__Prompt__
Only the pictures are left out: repeat the rest of the entries exactly.

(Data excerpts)
──────────────────────────────

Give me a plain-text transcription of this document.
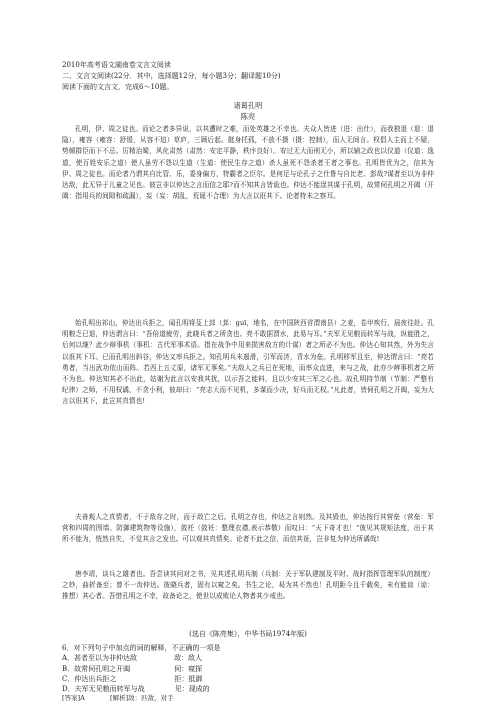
2010年高考语文湖南卷文言文阅读
二、文言文阅读(22分．其中，选择题12分，每小题3分；翻译题10分)
阅读下面的文言文，完成6～10题。
诸葛孔明
陈亮
孔明，伊、周之徒也。而论之者多异说，以其遭时之难，而处英雄之不幸也。夫众人皆进（进：出仕），而我独退（退：退隐），雍容（雍容：舒缓，从容不迫）草庐，三顾后起。挺身托孤，不放不摄（摄：控制），而人无间言。权倡人主而上不疑，势倾群臣而下不忌。厉精治蜀，风化肃然（肃然：安定平静，秩序良好）。宥过无大而刑无小，所以辅之政也以仪道（仪道：逸道，使百姓安乐之道）使人虽劳不怨以生道（生道：使民生存之道）杀人虽死不怨杀者王者之事也。孔明皆优为之，信其为伊、周之徒也。而论者乃谓其自比管、乐，委身偏方，特霸者之臣尔。是何足与论孔子之仕鲁与自比老、彭哉?谋者至以为非仲达敌，此无异于儿童之见也。彼岂非以仲达之言而信之耶?而不知其言皆诡也。仲达不能逞其谋于孔明，故常伺孔明之开阖（开阖：指用兵的间隙和疏漏），妄（妄：胡乱，荒诞不合理）为大言以诳其下。论者特未之察耳。
始孔明出祁山，仲达出兵拒之，闻孔明将芟上邽（邽：guī，地名，在中国陕西省渭南县）之麦，卷甲疾行，晨夜往赴。孔明粮乏已退，仲达谓言曰：“吾倍道疲劳，此晓兵者之所贪也。亮不敢据渭水，此易与耳。”夫军无见粮而转军与战，纵能胜之，后何以继？此少辩事机（事机：古代军事术语。指在战争中用来损害敌方的计谋）者之所必不为也。仲达心知其然，外为失言以诳其下耳。已而孔明出斜谷，仲达又率兵拒之。知孔明兵未遏滑，引军而济，背水为垒。孔明移军且至，仲达谓言曰：“亮若勇者，当出武功依山而阵。若西上五丈原，诸军无事矣。”夫敌人之兵已在死地，而率众直进，来与之战，此亦少辨事机者之所不为也。仲达知其必不出此，姑谢为此言以安我其扰，以示吾之能料，且以少安其三军之心也。故孔明持节制（节制：严整有纪律）之师，不用权谲，不贪小利，彼却曰：“亮志大而不见机，多谋而少决，好兵而无权。”凡此者，皆伺孔明之开阖，妄为大言以诳其下，此岂其真情也!
夫善观人之真情者，不于敌存之时，而于敌亡之后。孔明之存也，仲达之言则然。及其毁也，仲达按行其营垒（营垒：军营和四周的围墙、防御建筑物等设施），敛衽（敛衽：整理衣襟,表示恭敬）而叹曰：“天下奇才也！”彼见其规矩法度，出于其所不能为，恍然自失，不觉其言之发也。可以观其真情矣。论者不此之信，而信其诳，岂非复为仲达所谲哉!
唐李靖，谈兵之雄者也。吾尝读其问对之书，见其述孔明兵制（兵制：关于军队建制及平时、战时指挥管理军队的制度）之妙，曲折备至；曾不一齿仲达。彼晓兵者，固有以窥之矣。书生之论，曷为其不然也！孔明距今且千载矣，未有能谅（谅：推想）其心者。吾惜孔明之不幸，故备论之，使世以成败论人物者其少戒也。
(选自《陈亮集》，中华书局1974年版)
6．对下列句子中加点的词的解释，不正确的一项是
A． 甚者至以为非仲达敌	敌：敌人
B．故常伺孔明之开阖	伺：窥探
C．仲达出兵拒之	拒：抵御
D．夫军无见粮而转军与战	见：现成的
[答案]A	[解析]敌：匹敌，对手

──────────────────────────────

__The solution__
Give me a plain-text transcription of this document.
2010年高考语文湖南卷文言文阅读
二、文言文阅读(22分．其中，选择题12分，每小题3分；翻译题10分)
阅读下面的文言文，完成6～10题。
诸葛孔明
陈亮
孔明，伊、周之徒也。而论之者多异说，以其遭时之难，而处英雄之不幸也。夫众人皆进（进：出仕），而我独退（退：退隐），雍容（雍容：舒缓，从容不迫）草庐，三顾后起。挺身托孤，不放不摄（摄：控制），而人无间言。权倡人主而上不疑，势倾群臣而下不忌。厉精治蜀，风化肃然（肃然：安定平静，秩序良好）。宥过无大而刑无小，所以辅之政也以仪道（仪道：逸道，使百姓安乐之道）使人虽劳不怨以生道（生道：使民生存之道）杀人虽死不怨杀者王者之事也。孔明皆优为之，信其为伊、周之徒也。而论者乃谓其自比管、乐，委身偏方，特霸者之臣尔。是何足与论孔子之仕鲁与自比老、彭哉?谋者至以为非仲达敌，此无异于儿童之见也。彼岂非以仲达之言而信之耶?而不知其言皆诡也。仲达不能逞其谋于孔明，故常伺孔明之开阖（开阖：指用兵的间隙和疏漏），妄（妄：胡乱，荒诞不合理）为大言以诳其下。论者特未之察耳。
始孔明出祁山，仲达出兵拒之，闻孔明将芟上邽（邽：guī，地名，在中国陕西省渭南县）之麦，卷甲疾行，晨夜往赴。孔明粮乏已退，仲达谓言曰：“吾倍道疲劳，此晓兵者之所贪也。亮不敢据渭水，此易与耳。”夫军无见粮而转军与战，纵能胜之，后何以继？此少辩事机（事机：古代军事术语。指在战争中用来损害敌方的计谋）者之所必不为也。仲达心知其然，外为失言以诳其下耳。已而孔明出斜谷，仲达又率兵拒之。知孔明兵未遏滑，引军而济，背水为垒。孔明移军且至，仲达谓言曰：“亮若勇者，当出武功依山而阵。若西上五丈原，诸军无事矣。”夫敌人之兵已在死地，而率众直进，来与之战，此亦少辨事机者之所不为也。仲达知其必不出此，姑谢为此言以安我其扰，以示吾之能料，且以少安其三军之心也。故孔明持节制（节制：严整有纪律）之师，不用权谲，不贪小利，彼却曰：“亮志大而不见机，多谋而少决，好兵而无权。”凡此者，皆伺孔明之开阖，妄为大言以诳其下，此岂其真情也!
夫善观人之真情者，不于敌存之时，而于敌亡之后。孔明之存也，仲达之言则然。及其毁也，仲达按行其营垒（营垒：军营和四周的围墙、防御建筑物等设施），敛衽（敛衽：整理衣襟,表示恭敬）而叹曰：“天下奇才也！”彼见其规矩法度，出于其所不能为，恍然自失，不觉其言之发也。可以观其真情矣。论者不此之信，而信其诳，岂非复为仲达所谲哉!
唐李靖，谈兵之雄者也。吾尝读其问对之书，见其述孔明兵制（兵制：关于军队建制及平时、战时指挥管理军队的制度）之妙，曲折备至；曾不一齿仲达。彼晓兵者，固有以窥之矣。书生之论，曷为其不然也！孔明距今且千载矣，未有能谅（谅：推想）其心者。吾惜孔明之不幸，故备论之，使世以成败论人物者其少戒也。
(选自《陈亮集》，中华书局1974年版)
6．对下列句子中加点的词的解释，不正确的一项是
A． 甚者至以为非仲达敌	敌：敌人
B．故常伺孔明之开阖	伺：窥探
C．仲达出兵拒之	拒：抵御
D．夫军无见粮而转军与战	见：现成的
[答案]A	[解析]敌：匹敌，对手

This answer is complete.